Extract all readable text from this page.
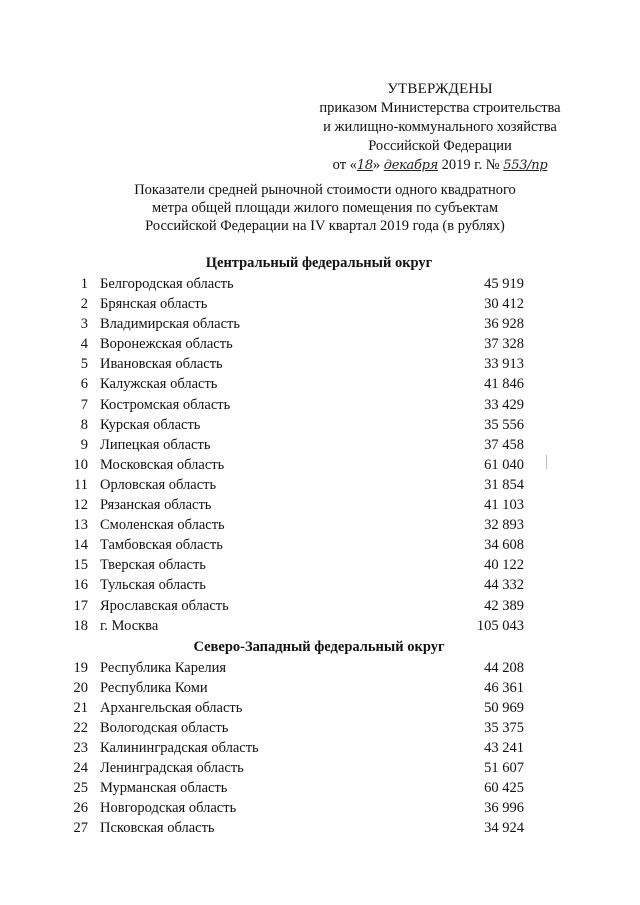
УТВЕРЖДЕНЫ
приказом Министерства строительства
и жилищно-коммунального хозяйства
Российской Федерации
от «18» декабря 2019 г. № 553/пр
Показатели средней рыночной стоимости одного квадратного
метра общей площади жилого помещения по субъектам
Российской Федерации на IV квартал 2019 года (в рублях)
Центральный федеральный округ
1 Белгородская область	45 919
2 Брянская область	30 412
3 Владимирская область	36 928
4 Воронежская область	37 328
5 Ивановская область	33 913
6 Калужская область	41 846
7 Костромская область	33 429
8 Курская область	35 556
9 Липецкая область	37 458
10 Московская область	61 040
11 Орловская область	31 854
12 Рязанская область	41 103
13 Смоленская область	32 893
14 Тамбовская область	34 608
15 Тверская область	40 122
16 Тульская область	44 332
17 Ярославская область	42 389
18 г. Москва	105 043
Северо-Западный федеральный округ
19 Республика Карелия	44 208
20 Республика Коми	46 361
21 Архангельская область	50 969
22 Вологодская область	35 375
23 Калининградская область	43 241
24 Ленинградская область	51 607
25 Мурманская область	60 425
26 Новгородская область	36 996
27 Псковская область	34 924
──────
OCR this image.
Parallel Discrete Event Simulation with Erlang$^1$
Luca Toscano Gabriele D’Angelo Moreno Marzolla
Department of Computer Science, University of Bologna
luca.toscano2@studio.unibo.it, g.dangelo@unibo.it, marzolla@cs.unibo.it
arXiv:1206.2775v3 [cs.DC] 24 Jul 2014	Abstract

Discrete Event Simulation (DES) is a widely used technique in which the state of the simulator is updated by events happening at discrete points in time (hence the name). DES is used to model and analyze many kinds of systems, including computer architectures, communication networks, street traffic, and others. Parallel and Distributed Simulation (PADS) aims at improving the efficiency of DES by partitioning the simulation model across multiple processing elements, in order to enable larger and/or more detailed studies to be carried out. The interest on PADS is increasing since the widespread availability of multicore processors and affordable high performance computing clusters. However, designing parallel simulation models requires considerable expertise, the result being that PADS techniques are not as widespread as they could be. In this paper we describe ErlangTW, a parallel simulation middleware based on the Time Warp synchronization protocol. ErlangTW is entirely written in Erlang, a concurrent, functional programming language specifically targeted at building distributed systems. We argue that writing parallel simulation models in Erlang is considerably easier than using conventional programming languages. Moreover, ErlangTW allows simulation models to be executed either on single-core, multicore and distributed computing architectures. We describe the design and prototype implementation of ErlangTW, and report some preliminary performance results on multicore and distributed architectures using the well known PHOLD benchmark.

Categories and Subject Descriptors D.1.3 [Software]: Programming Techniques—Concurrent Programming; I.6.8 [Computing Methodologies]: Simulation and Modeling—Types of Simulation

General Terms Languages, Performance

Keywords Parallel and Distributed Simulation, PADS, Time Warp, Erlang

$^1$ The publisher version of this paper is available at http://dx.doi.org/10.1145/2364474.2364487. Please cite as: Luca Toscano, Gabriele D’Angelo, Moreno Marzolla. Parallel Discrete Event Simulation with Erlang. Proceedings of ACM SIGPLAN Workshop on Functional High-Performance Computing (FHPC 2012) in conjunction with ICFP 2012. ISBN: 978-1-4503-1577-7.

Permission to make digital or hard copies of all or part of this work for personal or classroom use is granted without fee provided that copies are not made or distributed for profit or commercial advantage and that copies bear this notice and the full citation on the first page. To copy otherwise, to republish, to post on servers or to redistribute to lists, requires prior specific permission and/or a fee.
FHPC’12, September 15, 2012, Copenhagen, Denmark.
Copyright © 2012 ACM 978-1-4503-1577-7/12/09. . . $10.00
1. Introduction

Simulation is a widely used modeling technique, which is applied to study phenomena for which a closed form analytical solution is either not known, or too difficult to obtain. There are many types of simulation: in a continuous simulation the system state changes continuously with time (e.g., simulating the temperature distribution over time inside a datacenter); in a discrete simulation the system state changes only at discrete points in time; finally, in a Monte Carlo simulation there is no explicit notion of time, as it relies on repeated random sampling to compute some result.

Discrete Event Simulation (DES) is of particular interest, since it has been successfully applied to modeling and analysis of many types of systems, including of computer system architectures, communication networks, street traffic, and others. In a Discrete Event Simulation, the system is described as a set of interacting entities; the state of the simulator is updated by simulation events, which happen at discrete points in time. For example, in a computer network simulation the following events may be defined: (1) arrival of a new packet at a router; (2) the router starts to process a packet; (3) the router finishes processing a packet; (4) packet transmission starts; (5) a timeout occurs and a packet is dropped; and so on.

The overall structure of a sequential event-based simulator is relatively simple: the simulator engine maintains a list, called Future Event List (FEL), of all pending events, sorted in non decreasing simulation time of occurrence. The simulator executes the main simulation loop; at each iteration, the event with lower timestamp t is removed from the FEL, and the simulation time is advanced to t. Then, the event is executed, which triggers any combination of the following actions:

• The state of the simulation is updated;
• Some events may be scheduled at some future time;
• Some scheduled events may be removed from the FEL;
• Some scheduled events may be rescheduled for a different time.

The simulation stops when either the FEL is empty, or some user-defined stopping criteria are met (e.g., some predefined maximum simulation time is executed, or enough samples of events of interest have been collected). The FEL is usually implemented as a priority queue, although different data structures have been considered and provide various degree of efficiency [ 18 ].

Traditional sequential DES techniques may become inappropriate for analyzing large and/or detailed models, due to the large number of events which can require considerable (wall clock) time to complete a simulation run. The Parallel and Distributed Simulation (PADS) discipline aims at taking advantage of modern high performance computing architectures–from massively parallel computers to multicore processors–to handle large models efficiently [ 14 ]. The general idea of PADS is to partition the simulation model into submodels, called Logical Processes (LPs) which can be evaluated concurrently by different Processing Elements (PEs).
──────
# TASK TO CARRY OUT:
Of the lines in the material, how many hold the word "Российской"? Reply with the number only.

# EXERCISE RESULT:
2